● DATASET

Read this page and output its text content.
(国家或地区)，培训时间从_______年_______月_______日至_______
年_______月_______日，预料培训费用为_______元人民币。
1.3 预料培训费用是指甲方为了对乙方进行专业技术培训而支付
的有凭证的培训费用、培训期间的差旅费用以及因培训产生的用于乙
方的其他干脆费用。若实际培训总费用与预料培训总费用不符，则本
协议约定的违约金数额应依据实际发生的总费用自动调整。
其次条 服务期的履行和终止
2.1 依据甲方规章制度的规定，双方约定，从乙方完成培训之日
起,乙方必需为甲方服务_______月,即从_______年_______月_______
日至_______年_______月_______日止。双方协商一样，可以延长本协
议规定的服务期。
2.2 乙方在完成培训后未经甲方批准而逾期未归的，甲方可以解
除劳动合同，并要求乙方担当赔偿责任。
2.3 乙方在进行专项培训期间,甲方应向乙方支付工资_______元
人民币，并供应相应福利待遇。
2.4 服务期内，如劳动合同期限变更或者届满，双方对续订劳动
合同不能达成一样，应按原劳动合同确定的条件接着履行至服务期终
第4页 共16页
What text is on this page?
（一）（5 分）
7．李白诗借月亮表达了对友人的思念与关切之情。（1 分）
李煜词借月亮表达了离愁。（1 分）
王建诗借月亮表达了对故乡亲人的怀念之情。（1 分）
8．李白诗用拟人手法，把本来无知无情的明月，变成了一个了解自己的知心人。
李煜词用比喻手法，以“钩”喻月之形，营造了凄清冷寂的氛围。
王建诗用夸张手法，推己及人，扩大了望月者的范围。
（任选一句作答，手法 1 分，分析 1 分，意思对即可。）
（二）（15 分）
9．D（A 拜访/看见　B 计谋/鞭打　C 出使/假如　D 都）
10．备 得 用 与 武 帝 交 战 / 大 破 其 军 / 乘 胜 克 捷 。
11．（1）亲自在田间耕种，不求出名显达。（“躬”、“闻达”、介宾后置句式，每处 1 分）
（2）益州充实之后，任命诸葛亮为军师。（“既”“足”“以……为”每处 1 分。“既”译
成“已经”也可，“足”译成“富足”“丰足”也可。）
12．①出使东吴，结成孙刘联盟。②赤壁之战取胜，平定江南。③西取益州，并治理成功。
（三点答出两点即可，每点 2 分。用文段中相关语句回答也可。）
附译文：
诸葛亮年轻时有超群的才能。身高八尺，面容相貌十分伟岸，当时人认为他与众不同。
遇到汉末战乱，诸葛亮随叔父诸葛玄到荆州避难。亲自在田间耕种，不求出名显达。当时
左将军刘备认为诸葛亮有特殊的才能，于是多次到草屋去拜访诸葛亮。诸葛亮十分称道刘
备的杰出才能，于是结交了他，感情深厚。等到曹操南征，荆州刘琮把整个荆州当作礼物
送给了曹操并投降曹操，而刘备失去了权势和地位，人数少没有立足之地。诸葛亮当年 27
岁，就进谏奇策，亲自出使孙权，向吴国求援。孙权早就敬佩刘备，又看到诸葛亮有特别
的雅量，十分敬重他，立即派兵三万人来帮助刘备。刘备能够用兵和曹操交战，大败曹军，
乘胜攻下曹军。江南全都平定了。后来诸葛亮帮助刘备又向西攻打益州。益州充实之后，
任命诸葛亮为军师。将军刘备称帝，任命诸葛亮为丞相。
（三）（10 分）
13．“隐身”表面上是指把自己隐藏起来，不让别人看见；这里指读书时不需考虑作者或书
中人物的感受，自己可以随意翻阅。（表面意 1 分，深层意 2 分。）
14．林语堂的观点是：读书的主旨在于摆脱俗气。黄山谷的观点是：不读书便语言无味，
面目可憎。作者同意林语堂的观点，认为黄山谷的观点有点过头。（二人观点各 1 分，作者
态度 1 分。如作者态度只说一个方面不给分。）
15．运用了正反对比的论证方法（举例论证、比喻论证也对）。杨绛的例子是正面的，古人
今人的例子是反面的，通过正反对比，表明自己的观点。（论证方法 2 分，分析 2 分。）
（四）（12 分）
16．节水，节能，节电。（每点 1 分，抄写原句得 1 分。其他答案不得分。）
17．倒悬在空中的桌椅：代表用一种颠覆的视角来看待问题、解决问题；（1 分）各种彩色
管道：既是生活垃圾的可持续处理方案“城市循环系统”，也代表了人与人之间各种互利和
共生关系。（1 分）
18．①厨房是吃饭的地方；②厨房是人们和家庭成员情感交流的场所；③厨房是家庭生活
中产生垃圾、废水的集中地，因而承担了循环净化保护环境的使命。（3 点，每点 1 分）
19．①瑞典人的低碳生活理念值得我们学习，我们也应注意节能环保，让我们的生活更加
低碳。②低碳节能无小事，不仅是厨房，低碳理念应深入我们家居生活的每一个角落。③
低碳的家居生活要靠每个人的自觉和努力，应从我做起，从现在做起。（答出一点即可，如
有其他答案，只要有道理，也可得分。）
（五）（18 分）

● EXERCISE BRIEF
Send back all of the entries exactly, with nothing missing.

● FINISHED ANSWER
Read this page and output its text content.
(国家或地区)，培训时间从_______年_______月_______日至_______
年_______月_______日，预料培训费用为_______元人民币。
1.3 预料培训费用是指甲方为了对乙方进行专业技术培训而支付
的有凭证的培训费用、培训期间的差旅费用以及因培训产生的用于乙
方的其他干脆费用。若实际培训总费用与预料培训总费用不符，则本
协议约定的违约金数额应依据实际发生的总费用自动调整。
其次条 服务期的履行和终止
2.1 依据甲方规章制度的规定，双方约定，从乙方完成培训之日
起,乙方必需为甲方服务_______月,即从_______年_______月_______
日至_______年_______月_______日止。双方协商一样，可以延长本协
议规定的服务期。
2.2 乙方在完成培训后未经甲方批准而逾期未归的，甲方可以解
除劳动合同，并要求乙方担当赔偿责任。
2.3 乙方在进行专项培训期间,甲方应向乙方支付工资_______元
人民币，并供应相应福利待遇。
2.4 服务期内，如劳动合同期限变更或者届满，双方对续订劳动
合同不能达成一样，应按原劳动合同确定的条件接着履行至服务期终
第4页 共16页
What text is on this page?
（一）（5 分）
7．李白诗借月亮表达了对友人的思念与关切之情。（1 分）
李煜词借月亮表达了离愁。（1 分）
王建诗借月亮表达了对故乡亲人的怀念之情。（1 分）
8．李白诗用拟人手法，把本来无知无情的明月，变成了一个了解自己的知心人。
李煜词用比喻手法，以“钩”喻月之形，营造了凄清冷寂的氛围。
王建诗用夸张手法，推己及人，扩大了望月者的范围。
（任选一句作答，手法 1 分，分析 1 分，意思对即可。）
（二）（15 分）
9．D（A 拜访/看见　B 计谋/鞭打　C 出使/假如　D 都）
10．备 得 用 与 武 帝 交 战 / 大 破 其 军 / 乘 胜 克 捷 。
11．（1）亲自在田间耕种，不求出名显达。（“躬”、“闻达”、介宾后置句式，每处 1 分）
（2）益州充实之后，任命诸葛亮为军师。（“既”“足”“以……为”每处 1 分。“既”译
成“已经”也可，“足”译成“富足”“丰足”也可。）
12．①出使东吴，结成孙刘联盟。②赤壁之战取胜，平定江南。③西取益州，并治理成功。
（三点答出两点即可，每点 2 分。用文段中相关语句回答也可。）
附译文：
诸葛亮年轻时有超群的才能。身高八尺，面容相貌十分伟岸，当时人认为他与众不同。
遇到汉末战乱，诸葛亮随叔父诸葛玄到荆州避难。亲自在田间耕种，不求出名显达。当时
左将军刘备认为诸葛亮有特殊的才能，于是多次到草屋去拜访诸葛亮。诸葛亮十分称道刘
备的杰出才能，于是结交了他，感情深厚。等到曹操南征，荆州刘琮把整个荆州当作礼物
送给了曹操并投降曹操，而刘备失去了权势和地位，人数少没有立足之地。诸葛亮当年 27
岁，就进谏奇策，亲自出使孙权，向吴国求援。孙权早就敬佩刘备，又看到诸葛亮有特别
的雅量，十分敬重他，立即派兵三万人来帮助刘备。刘备能够用兵和曹操交战，大败曹军，
乘胜攻下曹军。江南全都平定了。后来诸葛亮帮助刘备又向西攻打益州。益州充实之后，
任命诸葛亮为军师。将军刘备称帝，任命诸葛亮为丞相。
（三）（10 分）
13．“隐身”表面上是指把自己隐藏起来，不让别人看见；这里指读书时不需考虑作者或书
中人物的感受，自己可以随意翻阅。（表面意 1 分，深层意 2 分。）
14．林语堂的观点是：读书的主旨在于摆脱俗气。黄山谷的观点是：不读书便语言无味，
面目可憎。作者同意林语堂的观点，认为黄山谷的观点有点过头。（二人观点各 1 分，作者
态度 1 分。如作者态度只说一个方面不给分。）
15．运用了正反对比的论证方法（举例论证、比喻论证也对）。杨绛的例子是正面的，古人
今人的例子是反面的，通过正反对比，表明自己的观点。（论证方法 2 分，分析 2 分。）
（四）（12 分）
16．节水，节能，节电。（每点 1 分，抄写原句得 1 分。其他答案不得分。）
17．倒悬在空中的桌椅：代表用一种颠覆的视角来看待问题、解决问题；（1 分）各种彩色
管道：既是生活垃圾的可持续处理方案“城市循环系统”，也代表了人与人之间各种互利和
共生关系。（1 分）
18．①厨房是吃饭的地方；②厨房是人们和家庭成员情感交流的场所；③厨房是家庭生活
中产生垃圾、废水的集中地，因而承担了循环净化保护环境的使命。（3 点，每点 1 分）
19．①瑞典人的低碳生活理念值得我们学习，我们也应注意节能环保，让我们的生活更加
低碳。②低碳节能无小事，不仅是厨房，低碳理念应深入我们家居生活的每一个角落。③
低碳的家居生活要靠每个人的自觉和努力，应从我做起，从现在做起。（答出一点即可，如
有其他答案，只要有道理，也可得分。）
（五）（18 分）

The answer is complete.